_Challenge_. Count the lines in the data below that contain the string "isbn". Reply with the number only.

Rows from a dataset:
- - - - -

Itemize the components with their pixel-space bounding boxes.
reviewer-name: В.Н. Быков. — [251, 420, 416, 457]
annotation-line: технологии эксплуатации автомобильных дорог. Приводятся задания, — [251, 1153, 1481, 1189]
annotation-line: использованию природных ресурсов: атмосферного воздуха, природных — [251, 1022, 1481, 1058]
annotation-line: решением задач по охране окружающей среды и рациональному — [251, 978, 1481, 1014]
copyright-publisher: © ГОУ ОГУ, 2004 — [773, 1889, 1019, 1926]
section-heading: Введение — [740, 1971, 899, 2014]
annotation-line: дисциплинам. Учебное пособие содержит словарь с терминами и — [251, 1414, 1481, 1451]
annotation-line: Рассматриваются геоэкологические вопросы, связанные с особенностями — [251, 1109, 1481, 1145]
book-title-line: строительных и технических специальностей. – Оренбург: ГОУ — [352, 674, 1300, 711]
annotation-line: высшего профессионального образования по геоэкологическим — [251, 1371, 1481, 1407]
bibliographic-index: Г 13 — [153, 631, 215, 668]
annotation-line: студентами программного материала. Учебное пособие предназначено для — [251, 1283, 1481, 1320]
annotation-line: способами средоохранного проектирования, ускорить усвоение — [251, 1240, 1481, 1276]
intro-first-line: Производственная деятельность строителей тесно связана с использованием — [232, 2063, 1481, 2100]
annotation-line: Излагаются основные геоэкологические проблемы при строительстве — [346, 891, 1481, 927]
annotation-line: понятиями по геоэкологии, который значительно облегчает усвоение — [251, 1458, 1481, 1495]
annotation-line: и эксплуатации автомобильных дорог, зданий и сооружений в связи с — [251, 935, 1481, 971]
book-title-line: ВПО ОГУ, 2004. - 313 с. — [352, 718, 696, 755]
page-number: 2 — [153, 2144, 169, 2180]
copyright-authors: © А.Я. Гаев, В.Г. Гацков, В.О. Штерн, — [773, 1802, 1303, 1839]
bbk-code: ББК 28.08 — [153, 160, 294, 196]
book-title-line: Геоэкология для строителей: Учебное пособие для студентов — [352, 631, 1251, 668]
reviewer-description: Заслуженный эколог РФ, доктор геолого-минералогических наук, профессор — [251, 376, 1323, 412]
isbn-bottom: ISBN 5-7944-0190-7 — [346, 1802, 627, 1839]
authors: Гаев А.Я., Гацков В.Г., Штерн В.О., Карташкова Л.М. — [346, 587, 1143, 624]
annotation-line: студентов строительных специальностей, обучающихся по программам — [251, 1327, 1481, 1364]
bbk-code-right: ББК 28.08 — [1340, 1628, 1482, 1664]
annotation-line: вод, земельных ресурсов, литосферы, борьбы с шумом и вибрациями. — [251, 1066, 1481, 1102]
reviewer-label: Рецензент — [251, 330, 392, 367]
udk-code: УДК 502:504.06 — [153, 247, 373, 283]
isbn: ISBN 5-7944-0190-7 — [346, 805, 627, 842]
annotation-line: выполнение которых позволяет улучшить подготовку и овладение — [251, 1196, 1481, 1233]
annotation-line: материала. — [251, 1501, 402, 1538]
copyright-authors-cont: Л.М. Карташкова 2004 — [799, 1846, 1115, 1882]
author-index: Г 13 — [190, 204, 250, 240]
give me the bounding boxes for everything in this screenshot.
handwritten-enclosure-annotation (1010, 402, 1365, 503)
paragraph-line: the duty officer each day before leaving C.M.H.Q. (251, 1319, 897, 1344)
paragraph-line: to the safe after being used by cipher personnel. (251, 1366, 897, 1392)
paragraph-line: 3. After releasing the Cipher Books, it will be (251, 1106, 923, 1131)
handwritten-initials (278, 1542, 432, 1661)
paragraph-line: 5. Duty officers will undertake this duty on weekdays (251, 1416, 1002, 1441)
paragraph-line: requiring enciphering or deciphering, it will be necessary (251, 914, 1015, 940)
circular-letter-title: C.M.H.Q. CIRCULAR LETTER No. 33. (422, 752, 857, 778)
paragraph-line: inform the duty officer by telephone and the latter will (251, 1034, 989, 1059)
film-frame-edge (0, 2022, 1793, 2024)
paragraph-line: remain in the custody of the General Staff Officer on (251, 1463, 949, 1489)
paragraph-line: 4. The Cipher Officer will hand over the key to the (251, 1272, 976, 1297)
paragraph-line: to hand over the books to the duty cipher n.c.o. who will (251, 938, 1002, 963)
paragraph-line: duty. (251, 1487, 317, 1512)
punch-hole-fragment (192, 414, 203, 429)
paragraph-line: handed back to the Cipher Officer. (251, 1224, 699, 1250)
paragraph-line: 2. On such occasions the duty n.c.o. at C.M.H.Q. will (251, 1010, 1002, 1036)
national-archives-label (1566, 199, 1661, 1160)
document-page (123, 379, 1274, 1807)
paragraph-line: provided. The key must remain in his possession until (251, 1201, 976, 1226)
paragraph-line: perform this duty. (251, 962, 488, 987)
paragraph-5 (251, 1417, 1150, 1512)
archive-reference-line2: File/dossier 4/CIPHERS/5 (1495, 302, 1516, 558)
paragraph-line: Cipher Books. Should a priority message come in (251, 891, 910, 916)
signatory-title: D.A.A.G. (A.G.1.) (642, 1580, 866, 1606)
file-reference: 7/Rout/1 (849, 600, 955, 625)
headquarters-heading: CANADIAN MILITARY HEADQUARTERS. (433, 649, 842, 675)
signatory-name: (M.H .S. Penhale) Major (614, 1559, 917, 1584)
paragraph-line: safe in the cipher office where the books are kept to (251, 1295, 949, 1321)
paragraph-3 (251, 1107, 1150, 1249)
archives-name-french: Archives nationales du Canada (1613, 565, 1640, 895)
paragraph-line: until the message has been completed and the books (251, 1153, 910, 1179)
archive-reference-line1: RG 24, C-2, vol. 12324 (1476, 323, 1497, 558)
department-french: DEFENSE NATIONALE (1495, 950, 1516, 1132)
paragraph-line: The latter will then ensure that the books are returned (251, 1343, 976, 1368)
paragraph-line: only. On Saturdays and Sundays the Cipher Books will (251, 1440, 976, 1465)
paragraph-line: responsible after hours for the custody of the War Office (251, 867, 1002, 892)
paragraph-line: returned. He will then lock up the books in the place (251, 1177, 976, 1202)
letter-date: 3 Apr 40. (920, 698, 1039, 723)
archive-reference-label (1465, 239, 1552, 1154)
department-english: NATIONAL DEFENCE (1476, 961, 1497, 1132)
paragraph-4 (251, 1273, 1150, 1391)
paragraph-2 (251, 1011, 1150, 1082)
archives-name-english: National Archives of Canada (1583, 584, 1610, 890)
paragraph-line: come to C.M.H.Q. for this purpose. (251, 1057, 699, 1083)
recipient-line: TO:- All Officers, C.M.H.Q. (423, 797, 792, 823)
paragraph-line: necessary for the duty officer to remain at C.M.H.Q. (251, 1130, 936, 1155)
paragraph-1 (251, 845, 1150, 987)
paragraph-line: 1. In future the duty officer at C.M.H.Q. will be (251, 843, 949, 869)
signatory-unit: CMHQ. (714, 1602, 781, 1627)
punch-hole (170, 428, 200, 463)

- - - - -

_Exercise response_. 2